SET PROBLEM 1: From the estate tax passage, copy the words from "Determining the marital" to "an estate tax liability.".
SET PROBLEM 2: Decide whether each statement below agrees with the estate tax passage. Answer yes or no for each and quote the deciding words. (a) The New York estate exemption is larger than the federal estate tax exemption. (b) An estate worth $2 million would owe no federal estate tax. (c) Disinheriting a spouse can eliminate or greatly reduce the marital deduction.

SOURCE PASSAGE:
The increased federal estate tax exemption has eliminated most estates
from the federal estate tax, but the largest estates are still subject
to taxation. Currently, the federal estate tax exemption is $2 million
and the New York estate exemption is $1 million. An estate worth
$2 million would be totally exempt from federal estate taxes, but
it would be subject to a New York estate tax of approximately $100,000.
The
federal estate tax also includes a marital deduction for property
passing to a surviving spouse. When reviewing an estate, a tax
advisor must determine what assets will pass to an individual’s
surviving spouse upon the death to capitalize on the marital deduction.
Determining the marital deduction may be important because, upon
death, the value of any interest in property that passes to the
surviving spouse will be deducted from the decedent’s gross
estate. This will help defer the estate tax liability. When a
spouse is disinherited, however, the marital deduction may be
eliminated or substantially reduced. This creates a much larger
taxable estate than originally anticipated, which may result in
an estate tax liability.

SUPPLIED MATERIAL:
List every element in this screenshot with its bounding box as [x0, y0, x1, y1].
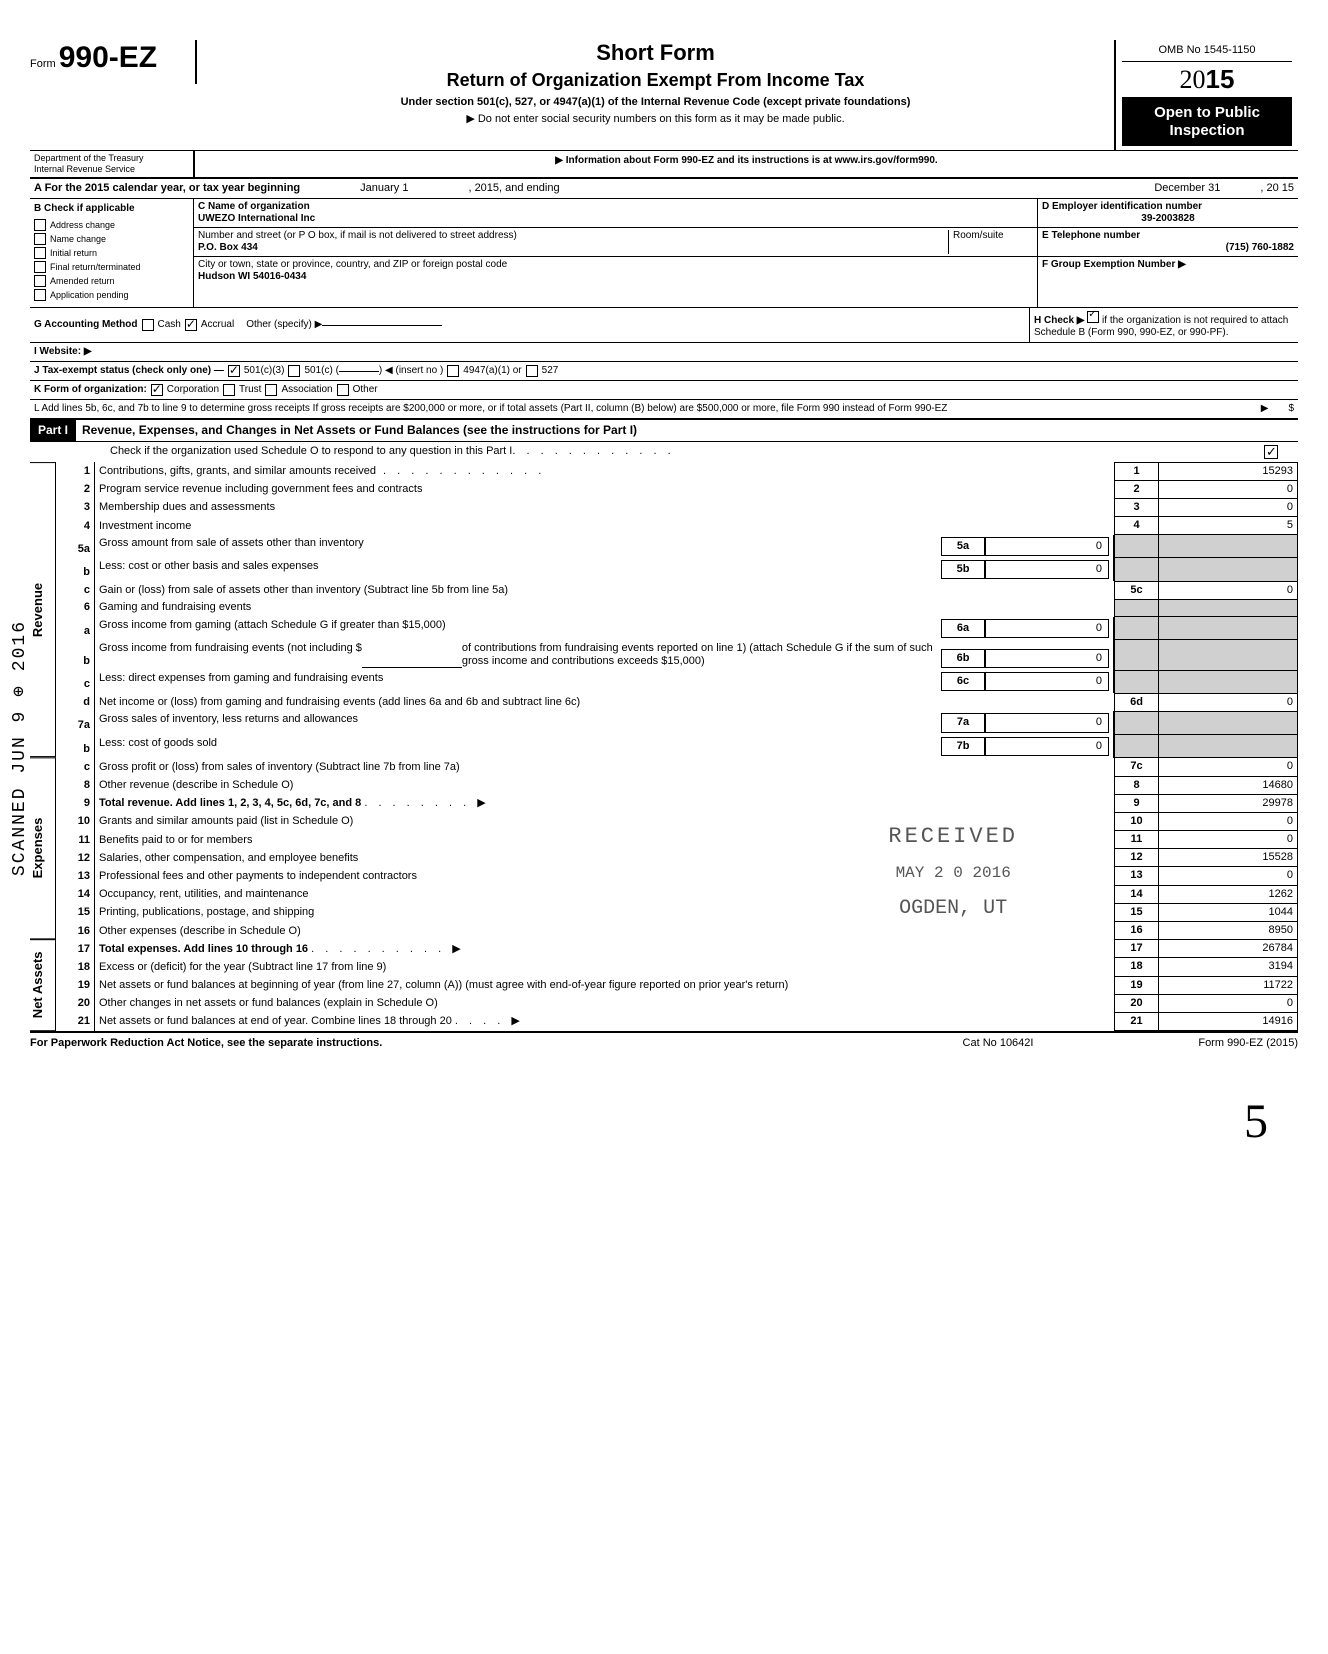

WORKED SOLUTION 1:
Determining the marital deduction may be important because, upon
death, the value of any interest in property that passes to the
surviving spouse will be deducted from the decedent’s gross
estate. This will help defer the estate tax liability. When a
spouse is disinherited, however, the marital deduction may be
eliminated or substantially reduced. This creates a much larger
taxable estate than originally anticipated, which may result in
an estate tax liability.

WORKED SOLUTION 2:
(a) No: "the federal estate tax exemption is $2 million and the New York estate exemption is $1 million"
(b) Yes: "An estate worth $2 million would be totally exempt from federal estate taxes"
(c) Yes: "When a spouse is disinherited, however, the marital deduction may be eliminated or substantially reduced."